Task prompt: Copy out every line of the records where the string "type" occurs.

────────────────

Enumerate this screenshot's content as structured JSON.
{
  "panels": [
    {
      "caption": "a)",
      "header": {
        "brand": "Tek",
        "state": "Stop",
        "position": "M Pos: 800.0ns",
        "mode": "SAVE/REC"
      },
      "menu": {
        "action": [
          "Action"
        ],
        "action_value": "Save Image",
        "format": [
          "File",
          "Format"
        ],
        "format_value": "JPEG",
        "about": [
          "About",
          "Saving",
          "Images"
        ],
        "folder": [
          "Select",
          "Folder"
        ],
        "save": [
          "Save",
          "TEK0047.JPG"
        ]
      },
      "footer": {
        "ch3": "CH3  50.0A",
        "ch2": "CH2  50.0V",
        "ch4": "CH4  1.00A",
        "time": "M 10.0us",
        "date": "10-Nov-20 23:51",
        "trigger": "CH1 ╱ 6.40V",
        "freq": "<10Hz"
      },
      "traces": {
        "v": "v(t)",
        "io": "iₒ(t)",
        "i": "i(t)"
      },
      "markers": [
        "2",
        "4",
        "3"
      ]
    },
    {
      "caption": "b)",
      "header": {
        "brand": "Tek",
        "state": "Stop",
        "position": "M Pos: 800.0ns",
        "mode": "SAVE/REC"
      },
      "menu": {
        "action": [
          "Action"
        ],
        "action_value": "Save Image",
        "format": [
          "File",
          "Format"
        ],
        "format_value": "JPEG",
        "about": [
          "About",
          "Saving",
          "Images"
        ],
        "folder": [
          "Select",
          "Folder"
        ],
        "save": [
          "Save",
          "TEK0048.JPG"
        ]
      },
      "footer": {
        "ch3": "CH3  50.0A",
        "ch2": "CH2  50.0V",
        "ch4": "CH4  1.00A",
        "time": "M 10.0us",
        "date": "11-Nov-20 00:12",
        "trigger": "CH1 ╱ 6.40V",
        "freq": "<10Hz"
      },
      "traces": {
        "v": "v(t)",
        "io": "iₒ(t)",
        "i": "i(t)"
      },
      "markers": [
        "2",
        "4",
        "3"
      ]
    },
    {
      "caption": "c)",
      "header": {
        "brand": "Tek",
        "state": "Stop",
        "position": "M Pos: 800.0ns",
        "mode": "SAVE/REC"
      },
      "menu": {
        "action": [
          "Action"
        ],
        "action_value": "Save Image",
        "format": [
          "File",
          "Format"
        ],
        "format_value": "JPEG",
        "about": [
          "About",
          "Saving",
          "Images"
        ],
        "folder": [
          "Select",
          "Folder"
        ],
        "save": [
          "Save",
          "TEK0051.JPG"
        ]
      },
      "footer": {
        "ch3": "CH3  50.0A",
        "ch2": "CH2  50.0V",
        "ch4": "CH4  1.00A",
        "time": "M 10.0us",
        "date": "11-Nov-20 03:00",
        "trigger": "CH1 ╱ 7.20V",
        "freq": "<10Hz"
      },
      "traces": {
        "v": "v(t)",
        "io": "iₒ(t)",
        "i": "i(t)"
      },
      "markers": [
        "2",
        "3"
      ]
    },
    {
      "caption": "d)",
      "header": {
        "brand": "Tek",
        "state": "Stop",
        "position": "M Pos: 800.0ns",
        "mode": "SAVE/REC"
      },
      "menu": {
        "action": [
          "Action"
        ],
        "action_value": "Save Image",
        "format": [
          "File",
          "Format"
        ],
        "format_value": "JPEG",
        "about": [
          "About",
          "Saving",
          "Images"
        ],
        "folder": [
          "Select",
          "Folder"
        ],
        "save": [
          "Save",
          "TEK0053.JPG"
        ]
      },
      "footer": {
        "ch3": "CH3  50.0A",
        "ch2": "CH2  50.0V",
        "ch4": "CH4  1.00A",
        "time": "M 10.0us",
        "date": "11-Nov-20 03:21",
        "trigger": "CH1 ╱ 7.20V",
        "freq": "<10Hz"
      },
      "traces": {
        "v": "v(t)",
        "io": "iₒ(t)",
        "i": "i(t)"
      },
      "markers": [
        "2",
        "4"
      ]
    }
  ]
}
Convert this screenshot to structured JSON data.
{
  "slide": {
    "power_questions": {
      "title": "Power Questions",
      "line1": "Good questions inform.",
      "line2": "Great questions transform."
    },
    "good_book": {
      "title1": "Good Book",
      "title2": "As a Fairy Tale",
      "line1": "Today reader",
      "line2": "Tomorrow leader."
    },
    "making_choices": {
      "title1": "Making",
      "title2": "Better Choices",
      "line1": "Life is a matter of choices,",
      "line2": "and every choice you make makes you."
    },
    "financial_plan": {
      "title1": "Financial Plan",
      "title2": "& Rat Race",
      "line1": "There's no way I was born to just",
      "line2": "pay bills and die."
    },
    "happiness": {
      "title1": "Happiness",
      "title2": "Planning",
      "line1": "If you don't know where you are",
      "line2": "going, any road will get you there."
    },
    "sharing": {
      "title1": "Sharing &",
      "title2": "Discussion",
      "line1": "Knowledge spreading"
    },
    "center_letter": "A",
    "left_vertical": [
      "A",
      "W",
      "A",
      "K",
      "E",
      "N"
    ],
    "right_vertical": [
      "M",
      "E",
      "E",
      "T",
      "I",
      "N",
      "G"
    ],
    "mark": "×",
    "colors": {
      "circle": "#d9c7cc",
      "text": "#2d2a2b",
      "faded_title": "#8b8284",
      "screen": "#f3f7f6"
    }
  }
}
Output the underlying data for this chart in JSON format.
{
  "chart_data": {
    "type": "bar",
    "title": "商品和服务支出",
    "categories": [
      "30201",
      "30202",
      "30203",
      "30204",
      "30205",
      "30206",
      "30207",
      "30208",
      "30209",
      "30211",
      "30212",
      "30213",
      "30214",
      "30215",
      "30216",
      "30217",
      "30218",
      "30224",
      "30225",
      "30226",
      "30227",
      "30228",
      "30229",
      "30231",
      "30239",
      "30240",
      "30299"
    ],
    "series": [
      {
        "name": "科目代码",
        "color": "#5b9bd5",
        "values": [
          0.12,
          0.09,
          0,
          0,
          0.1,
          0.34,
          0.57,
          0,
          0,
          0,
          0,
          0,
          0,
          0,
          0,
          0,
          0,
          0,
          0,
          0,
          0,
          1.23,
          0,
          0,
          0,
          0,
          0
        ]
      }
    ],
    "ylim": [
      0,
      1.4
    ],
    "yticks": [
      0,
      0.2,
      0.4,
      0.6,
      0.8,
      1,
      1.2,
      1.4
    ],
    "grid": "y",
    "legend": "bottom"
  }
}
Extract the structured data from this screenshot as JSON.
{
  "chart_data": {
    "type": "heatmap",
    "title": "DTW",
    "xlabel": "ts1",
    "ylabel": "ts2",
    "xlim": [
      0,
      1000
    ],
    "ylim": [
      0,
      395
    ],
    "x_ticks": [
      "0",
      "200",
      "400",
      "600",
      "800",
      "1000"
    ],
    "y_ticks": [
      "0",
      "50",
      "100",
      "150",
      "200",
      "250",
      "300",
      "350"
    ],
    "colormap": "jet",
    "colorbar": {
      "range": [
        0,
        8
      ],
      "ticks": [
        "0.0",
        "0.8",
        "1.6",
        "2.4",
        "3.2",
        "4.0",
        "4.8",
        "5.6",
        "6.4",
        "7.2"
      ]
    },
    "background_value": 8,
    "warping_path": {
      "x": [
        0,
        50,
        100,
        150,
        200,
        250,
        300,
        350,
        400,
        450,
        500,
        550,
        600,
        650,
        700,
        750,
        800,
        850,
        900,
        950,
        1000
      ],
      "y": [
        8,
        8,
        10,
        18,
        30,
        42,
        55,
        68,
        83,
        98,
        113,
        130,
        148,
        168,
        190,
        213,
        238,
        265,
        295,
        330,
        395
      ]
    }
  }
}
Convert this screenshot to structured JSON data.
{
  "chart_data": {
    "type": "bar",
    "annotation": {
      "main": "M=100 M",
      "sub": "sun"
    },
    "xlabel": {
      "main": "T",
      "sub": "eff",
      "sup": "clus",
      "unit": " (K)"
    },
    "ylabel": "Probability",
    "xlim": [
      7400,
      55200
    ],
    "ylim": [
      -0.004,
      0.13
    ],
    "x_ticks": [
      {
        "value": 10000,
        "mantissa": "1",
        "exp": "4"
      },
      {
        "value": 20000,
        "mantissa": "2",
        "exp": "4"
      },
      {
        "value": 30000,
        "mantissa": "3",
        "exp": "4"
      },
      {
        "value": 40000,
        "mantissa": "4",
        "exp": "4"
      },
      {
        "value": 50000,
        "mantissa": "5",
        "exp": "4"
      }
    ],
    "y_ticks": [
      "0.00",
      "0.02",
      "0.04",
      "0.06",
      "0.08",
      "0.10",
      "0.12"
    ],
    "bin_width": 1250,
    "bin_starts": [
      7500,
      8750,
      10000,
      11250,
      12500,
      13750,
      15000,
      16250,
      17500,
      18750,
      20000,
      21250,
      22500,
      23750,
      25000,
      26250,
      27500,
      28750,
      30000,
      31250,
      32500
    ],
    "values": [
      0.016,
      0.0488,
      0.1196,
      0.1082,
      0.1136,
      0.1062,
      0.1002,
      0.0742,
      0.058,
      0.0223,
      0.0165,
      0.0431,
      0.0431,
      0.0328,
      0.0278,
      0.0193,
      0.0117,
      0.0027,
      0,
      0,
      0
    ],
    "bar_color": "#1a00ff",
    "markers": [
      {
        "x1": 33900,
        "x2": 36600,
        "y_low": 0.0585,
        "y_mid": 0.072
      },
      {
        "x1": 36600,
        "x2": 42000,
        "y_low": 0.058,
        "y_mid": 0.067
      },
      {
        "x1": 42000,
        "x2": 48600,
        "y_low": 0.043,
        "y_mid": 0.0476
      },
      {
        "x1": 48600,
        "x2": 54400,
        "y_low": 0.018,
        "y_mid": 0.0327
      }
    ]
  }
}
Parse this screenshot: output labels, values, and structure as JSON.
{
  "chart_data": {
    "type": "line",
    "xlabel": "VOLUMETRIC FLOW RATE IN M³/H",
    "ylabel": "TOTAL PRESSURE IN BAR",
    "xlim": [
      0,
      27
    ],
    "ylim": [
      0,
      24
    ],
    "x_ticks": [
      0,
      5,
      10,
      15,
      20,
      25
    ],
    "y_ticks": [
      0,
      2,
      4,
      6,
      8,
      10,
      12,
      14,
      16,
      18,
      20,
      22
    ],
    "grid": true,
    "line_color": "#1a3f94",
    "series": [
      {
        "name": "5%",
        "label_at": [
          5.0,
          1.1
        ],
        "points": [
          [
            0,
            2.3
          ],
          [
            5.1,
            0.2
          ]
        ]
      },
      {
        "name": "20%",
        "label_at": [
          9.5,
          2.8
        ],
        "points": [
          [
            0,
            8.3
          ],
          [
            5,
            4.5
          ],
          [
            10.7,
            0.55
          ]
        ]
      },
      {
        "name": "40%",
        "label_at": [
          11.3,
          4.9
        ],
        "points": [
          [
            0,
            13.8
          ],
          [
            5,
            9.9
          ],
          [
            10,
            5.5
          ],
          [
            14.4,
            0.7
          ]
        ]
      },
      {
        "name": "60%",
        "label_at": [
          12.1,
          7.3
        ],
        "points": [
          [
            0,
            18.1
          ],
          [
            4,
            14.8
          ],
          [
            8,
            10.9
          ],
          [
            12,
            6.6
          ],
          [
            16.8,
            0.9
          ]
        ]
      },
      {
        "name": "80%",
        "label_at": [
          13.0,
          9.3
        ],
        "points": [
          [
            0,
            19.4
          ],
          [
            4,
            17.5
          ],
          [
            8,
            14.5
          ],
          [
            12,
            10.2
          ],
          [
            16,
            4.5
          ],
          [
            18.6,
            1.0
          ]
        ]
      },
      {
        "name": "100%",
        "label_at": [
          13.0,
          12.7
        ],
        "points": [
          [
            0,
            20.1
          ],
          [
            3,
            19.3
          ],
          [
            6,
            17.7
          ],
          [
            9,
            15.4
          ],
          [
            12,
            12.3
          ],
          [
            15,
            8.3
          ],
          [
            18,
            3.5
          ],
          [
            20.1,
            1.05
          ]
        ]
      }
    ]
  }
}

────────────────

Written answer:
    "type": "bar",
    "type": "heatmap",
    "type": "bar",
    "type": "line",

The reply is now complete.